Data records:

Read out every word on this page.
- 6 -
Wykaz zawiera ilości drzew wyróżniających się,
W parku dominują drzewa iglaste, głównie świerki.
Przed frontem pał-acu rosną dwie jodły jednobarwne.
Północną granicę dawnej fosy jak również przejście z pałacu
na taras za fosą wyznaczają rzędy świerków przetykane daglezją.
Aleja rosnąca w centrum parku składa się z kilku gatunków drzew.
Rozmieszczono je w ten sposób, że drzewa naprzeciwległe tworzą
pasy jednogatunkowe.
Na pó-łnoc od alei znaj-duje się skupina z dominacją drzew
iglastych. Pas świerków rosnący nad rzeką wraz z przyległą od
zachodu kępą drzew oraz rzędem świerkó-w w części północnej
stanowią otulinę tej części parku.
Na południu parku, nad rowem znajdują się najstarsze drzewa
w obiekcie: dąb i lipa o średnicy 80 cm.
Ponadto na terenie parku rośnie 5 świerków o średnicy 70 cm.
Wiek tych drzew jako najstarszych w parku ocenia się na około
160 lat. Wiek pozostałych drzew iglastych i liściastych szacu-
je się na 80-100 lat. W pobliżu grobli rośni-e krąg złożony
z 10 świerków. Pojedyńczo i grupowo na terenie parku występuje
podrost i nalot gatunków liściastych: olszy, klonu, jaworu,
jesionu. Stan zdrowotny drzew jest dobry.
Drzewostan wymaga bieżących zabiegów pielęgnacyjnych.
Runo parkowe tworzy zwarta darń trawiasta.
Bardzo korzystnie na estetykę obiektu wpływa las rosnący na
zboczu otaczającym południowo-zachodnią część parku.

• [TO DO]: List the lines of the records where "rosnący" occurs.

• [EXERCISE RESULT]:
iglastych. Pas świerków rosnący nad rzeką wraz z przyległą od
Bardzo korzystnie na estetykę obiektu wpływa las rosnący na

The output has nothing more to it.